Filter the entries below, keeping every line that has the word "name".

-- begin Records supplied --

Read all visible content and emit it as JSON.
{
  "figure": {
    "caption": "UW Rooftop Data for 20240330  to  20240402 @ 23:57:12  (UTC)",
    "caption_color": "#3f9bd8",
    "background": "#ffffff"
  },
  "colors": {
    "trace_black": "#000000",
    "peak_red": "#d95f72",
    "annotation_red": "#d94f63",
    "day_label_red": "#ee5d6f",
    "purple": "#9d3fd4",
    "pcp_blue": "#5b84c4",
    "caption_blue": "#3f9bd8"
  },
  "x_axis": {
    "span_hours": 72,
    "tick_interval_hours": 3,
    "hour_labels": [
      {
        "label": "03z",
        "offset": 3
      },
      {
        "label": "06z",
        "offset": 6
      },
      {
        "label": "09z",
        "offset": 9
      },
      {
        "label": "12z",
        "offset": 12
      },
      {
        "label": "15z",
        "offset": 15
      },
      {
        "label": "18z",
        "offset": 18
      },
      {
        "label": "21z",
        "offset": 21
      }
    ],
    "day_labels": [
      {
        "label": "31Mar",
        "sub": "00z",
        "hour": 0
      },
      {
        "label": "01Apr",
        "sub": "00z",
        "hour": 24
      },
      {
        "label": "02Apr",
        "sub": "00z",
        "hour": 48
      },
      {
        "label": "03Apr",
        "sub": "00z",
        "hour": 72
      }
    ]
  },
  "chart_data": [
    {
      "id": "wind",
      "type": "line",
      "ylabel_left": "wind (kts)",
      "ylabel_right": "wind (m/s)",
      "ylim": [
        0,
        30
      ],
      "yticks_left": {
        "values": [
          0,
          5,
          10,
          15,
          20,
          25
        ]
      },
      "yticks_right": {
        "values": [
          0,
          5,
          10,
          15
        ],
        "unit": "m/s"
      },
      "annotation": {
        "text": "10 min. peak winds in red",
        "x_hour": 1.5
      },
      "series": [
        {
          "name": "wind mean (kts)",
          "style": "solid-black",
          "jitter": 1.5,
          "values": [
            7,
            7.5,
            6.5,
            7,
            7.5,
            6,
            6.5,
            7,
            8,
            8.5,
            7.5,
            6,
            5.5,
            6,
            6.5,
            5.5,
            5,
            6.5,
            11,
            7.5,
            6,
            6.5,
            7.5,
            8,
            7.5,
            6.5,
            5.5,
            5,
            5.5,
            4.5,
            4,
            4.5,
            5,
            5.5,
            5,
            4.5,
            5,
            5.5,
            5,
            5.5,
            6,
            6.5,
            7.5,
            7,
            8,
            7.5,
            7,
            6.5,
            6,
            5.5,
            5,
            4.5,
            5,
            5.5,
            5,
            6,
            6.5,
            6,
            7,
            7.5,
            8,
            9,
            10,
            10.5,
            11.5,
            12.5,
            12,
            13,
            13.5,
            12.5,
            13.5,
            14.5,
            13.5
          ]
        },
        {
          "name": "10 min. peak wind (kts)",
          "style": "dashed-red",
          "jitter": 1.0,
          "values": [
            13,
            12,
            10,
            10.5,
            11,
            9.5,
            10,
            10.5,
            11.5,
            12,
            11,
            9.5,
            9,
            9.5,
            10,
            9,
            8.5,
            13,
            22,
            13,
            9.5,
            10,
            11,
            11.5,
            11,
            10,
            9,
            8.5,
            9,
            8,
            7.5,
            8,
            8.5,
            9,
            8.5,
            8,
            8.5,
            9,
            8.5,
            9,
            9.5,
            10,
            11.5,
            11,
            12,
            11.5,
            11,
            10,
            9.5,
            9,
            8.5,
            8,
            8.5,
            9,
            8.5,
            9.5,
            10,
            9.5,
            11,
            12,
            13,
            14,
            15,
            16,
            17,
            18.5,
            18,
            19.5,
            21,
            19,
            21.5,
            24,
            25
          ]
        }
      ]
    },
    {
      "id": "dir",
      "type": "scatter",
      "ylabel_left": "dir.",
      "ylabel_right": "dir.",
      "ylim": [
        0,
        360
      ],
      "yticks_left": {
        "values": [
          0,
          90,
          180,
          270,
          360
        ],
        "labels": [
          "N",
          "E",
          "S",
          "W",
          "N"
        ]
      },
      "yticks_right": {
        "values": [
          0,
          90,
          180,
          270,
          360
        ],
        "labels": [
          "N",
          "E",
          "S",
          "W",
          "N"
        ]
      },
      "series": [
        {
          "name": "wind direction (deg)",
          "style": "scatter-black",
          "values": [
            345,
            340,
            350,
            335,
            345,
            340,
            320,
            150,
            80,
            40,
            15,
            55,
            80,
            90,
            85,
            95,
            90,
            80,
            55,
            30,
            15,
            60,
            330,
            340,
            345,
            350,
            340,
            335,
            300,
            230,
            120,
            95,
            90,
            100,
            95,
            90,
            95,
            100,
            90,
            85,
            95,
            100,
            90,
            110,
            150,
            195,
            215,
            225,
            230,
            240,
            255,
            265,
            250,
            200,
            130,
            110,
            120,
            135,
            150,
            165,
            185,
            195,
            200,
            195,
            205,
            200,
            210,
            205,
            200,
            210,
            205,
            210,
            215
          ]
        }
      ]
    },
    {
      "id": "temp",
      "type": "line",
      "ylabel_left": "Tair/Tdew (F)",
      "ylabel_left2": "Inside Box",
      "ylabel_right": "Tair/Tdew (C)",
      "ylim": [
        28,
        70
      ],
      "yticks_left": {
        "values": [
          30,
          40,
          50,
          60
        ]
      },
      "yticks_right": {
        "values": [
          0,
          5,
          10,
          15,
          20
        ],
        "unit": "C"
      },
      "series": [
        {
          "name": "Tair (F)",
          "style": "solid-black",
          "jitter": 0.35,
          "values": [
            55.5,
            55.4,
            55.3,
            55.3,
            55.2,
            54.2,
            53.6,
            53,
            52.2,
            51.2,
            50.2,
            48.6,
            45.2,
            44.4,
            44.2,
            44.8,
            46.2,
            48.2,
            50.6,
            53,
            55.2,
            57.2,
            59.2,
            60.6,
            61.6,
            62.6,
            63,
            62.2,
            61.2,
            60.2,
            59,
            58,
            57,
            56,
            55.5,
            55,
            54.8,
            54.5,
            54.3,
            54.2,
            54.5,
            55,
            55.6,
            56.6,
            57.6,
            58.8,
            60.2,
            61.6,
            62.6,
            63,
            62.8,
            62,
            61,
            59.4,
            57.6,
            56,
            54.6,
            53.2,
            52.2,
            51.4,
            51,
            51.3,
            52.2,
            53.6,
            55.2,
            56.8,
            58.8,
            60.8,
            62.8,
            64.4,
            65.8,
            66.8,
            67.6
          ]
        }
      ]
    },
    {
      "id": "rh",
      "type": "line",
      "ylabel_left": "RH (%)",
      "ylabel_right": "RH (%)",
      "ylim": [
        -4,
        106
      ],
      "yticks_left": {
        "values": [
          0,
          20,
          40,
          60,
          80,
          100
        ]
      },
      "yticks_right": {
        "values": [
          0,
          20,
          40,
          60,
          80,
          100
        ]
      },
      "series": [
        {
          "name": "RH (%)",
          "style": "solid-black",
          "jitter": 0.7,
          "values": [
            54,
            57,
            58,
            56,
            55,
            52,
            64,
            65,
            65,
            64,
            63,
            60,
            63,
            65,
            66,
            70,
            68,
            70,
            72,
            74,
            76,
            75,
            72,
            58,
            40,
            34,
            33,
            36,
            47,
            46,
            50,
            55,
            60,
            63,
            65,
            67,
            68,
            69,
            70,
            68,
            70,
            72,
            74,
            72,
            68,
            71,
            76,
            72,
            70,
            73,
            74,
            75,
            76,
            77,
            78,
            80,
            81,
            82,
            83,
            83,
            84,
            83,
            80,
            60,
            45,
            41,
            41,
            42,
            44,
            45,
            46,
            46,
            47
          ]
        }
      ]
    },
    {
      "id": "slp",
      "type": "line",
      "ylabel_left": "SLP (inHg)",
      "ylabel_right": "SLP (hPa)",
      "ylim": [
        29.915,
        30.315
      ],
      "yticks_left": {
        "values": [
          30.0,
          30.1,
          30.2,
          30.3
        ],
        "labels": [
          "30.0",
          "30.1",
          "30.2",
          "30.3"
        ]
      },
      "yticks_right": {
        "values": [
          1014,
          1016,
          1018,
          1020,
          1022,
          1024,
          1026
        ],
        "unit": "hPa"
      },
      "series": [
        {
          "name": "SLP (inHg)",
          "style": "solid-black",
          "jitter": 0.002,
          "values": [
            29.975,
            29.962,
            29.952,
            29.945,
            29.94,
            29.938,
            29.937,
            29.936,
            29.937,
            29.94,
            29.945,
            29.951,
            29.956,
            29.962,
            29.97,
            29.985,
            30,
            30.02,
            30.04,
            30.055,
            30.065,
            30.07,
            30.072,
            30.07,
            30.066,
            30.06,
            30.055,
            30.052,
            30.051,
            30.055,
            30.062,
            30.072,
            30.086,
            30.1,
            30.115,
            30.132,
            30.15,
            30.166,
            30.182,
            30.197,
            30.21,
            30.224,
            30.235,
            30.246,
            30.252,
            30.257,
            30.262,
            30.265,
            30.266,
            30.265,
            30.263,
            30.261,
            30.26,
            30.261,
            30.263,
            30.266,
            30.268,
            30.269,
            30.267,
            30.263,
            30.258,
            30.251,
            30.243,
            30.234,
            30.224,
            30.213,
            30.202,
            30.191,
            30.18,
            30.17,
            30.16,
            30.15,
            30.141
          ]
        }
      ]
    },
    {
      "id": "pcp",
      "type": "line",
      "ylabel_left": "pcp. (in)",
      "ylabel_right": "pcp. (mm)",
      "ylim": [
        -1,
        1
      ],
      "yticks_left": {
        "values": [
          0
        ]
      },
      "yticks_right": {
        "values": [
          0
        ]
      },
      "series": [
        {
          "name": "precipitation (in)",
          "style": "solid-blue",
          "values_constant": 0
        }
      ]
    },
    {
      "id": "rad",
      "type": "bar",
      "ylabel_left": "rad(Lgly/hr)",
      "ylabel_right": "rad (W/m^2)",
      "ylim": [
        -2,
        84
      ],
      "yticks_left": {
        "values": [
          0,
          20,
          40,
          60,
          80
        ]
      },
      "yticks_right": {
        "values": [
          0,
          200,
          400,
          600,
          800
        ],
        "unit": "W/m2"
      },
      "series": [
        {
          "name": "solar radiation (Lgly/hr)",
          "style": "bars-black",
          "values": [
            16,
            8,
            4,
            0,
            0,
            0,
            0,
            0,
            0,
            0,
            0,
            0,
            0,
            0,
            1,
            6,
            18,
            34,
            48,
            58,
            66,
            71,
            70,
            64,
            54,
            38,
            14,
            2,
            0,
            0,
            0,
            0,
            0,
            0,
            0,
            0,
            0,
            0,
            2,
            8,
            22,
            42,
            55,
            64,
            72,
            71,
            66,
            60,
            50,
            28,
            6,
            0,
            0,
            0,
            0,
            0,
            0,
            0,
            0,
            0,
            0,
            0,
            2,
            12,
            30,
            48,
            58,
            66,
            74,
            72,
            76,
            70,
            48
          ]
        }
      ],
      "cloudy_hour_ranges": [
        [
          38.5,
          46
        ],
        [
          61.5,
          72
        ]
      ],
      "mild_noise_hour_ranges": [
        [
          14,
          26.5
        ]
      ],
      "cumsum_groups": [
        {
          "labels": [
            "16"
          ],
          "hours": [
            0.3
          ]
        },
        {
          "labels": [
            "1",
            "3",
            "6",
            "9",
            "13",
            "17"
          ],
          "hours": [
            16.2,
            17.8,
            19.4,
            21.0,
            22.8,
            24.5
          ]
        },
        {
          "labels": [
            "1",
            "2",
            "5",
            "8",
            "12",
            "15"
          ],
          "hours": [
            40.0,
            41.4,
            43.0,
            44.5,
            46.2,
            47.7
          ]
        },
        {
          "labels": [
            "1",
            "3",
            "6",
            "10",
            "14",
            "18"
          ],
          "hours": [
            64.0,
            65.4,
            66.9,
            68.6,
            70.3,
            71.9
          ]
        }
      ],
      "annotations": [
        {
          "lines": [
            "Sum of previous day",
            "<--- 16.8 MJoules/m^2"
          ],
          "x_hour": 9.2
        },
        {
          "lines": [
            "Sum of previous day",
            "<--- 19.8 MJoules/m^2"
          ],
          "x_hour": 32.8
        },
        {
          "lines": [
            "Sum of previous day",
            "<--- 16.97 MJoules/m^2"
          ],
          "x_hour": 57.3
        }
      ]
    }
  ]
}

-- end Records supplied --

**Task solution**:
          "name": "wind mean (kts)",
          "name": "10 min. peak wind (kts)",
          "name": "wind direction (deg)",
          "name": "Tair (F)",
          "name": "RH (%)",
          "name": "SLP (inHg)",
          "name": "precipitation (in)",
          "name": "solar radiation (Lgly/hr)",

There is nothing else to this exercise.